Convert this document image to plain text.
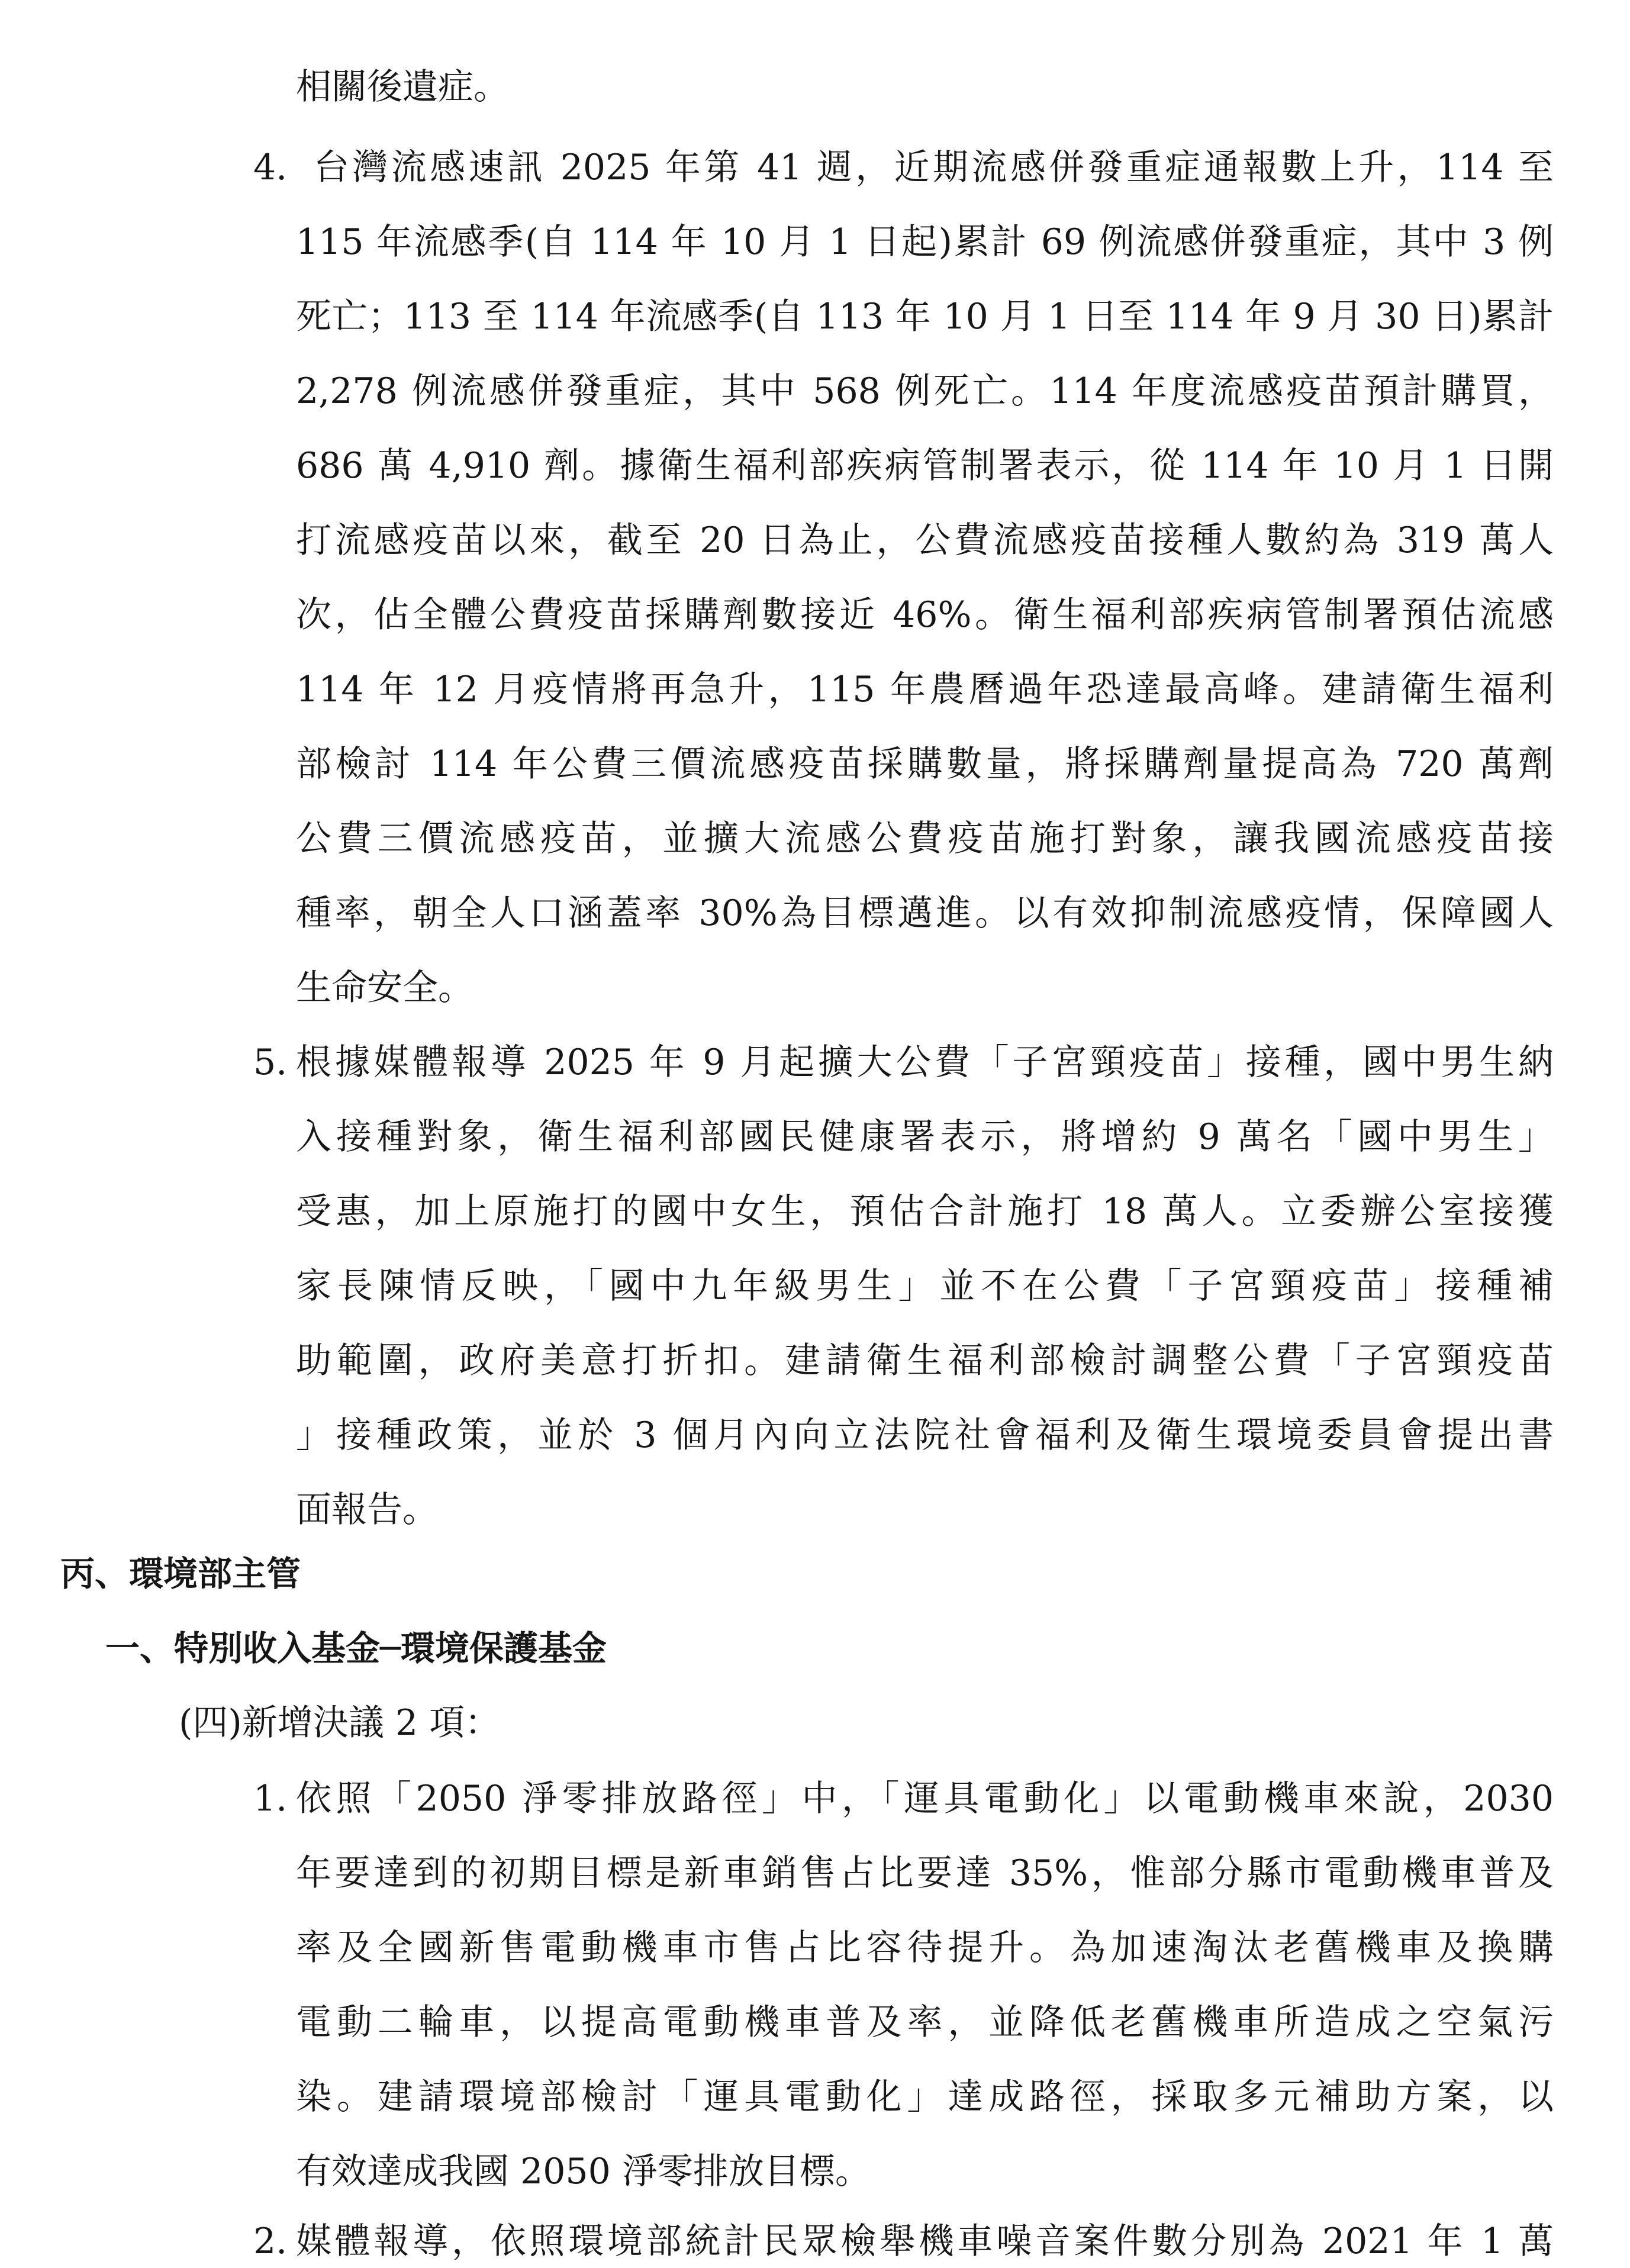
相關後遺症。
4. 台灣流感速訊 2025 年第 41 週，近期流感併發重症通報數上升，114 至
115 年流感季(自 114 年 10 月 1 日起)累計 69 例流感併發重症，其中 3 例
死亡；113 至 114 年流感季(自 113 年 10 月 1 日至 114 年 9 月 30 日)累計
2,278 例流感併發重症，其中 568 例死亡。114 年度流感疫苗預計購買，
686 萬 4,910 劑。據衛生福利部疾病管制署表示，從 114 年 10 月 1 日開
打流感疫苗以來，截至 20 日為止，公費流感疫苗接種人數約為 319 萬人
次，佔全體公費疫苗採購劑數接近 46%。衛生福利部疾病管制署預估流感
114 年 12 月疫情將再急升，115 年農曆過年恐達最高峰。建請衛生福利
部檢討 114 年公費三價流感疫苗採購數量，將採購劑量提高為 720 萬劑
公費三價流感疫苗，並擴大流感公費疫苗施打對象，讓我國流感疫苗接
種率，朝全人口涵蓋率 30%為目標邁進。以有效抑制流感疫情，保障國人
生命安全。
5. 根據媒體報導 2025 年 9 月起擴大公費「子宮頸疫苗」接種，國中男生納
入接種對象，衛生福利部國民健康署表示，將增約 9 萬名「國中男生」
受惠，加上原施打的國中女生，預估合計施打 18 萬人。立委辦公室接獲
家長陳情反映，「國中九年級男生」並不在公費「子宮頸疫苗」接種補
助範圍，政府美意打折扣。建請衛生福利部檢討調整公費「子宮頸疫苗
」接種政策，並於 3 個月內向立法院社會福利及衛生環境委員會提出書
面報告。
丙、環境部主管
一、特別收入基金─環境保護基金
(四)新增決議 2 項：
1. 依照「2050 淨零排放路徑」中，「運具電動化」以電動機車來說，2030
年要達到的初期目標是新車銷售占比要達 35%，惟部分縣市電動機車普及
率及全國新售電動機車市售占比容待提升。為加速淘汰老舊機車及換購
電動二輪車，以提高電動機車普及率，並降低老舊機車所造成之空氣污
染。建請環境部檢討「運具電動化」達成路徑，採取多元補助方案，以
有效達成我國 2050 淨零排放目標。
2. 媒體報導，依照環境部統計民眾檢舉機車噪音案件數分別為 2021 年 1 萬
□ □ □ □
[WHAT TO DO]: Reproduce every entry exactly, but omit each picture.

[WRITTEN SOLUTION]:
Convert this document image to plain text.
相關後遺症。
4. 台灣流感速訊 2025 年第 41 週，近期流感併發重症通報數上升，114 至
115 年流感季(自 114 年 10 月 1 日起)累計 69 例流感併發重症，其中 3 例
死亡；113 至 114 年流感季(自 113 年 10 月 1 日至 114 年 9 月 30 日)累計
2,278 例流感併發重症，其中 568 例死亡。114 年度流感疫苗預計購買，
686 萬 4,910 劑。據衛生福利部疾病管制署表示，從 114 年 10 月 1 日開
打流感疫苗以來，截至 20 日為止，公費流感疫苗接種人數約為 319 萬人
次，佔全體公費疫苗採購劑數接近 46%。衛生福利部疾病管制署預估流感
114 年 12 月疫情將再急升，115 年農曆過年恐達最高峰。建請衛生福利
部檢討 114 年公費三價流感疫苗採購數量，將採購劑量提高為 720 萬劑
公費三價流感疫苗，並擴大流感公費疫苗施打對象，讓我國流感疫苗接
種率，朝全人口涵蓋率 30%為目標邁進。以有效抑制流感疫情，保障國人
生命安全。
5. 根據媒體報導 2025 年 9 月起擴大公費「子宮頸疫苗」接種，國中男生納
入接種對象，衛生福利部國民健康署表示，將增約 9 萬名「國中男生」
受惠，加上原施打的國中女生，預估合計施打 18 萬人。立委辦公室接獲
家長陳情反映，「國中九年級男生」並不在公費「子宮頸疫苗」接種補
助範圍，政府美意打折扣。建請衛生福利部檢討調整公費「子宮頸疫苗
」接種政策，並於 3 個月內向立法院社會福利及衛生環境委員會提出書
面報告。
丙、環境部主管
一、特別收入基金─環境保護基金
(四)新增決議 2 項：
1. 依照「2050 淨零排放路徑」中，「運具電動化」以電動機車來說，2030
年要達到的初期目標是新車銷售占比要達 35%，惟部分縣市電動機車普及
率及全國新售電動機車市售占比容待提升。為加速淘汰老舊機車及換購
電動二輪車，以提高電動機車普及率，並降低老舊機車所造成之空氣污
染。建請環境部檢討「運具電動化」達成路徑，採取多元補助方案，以
有效達成我國 2050 淨零排放目標。
2. 媒體報導，依照環境部統計民眾檢舉機車噪音案件數分別為 2021 年 1 萬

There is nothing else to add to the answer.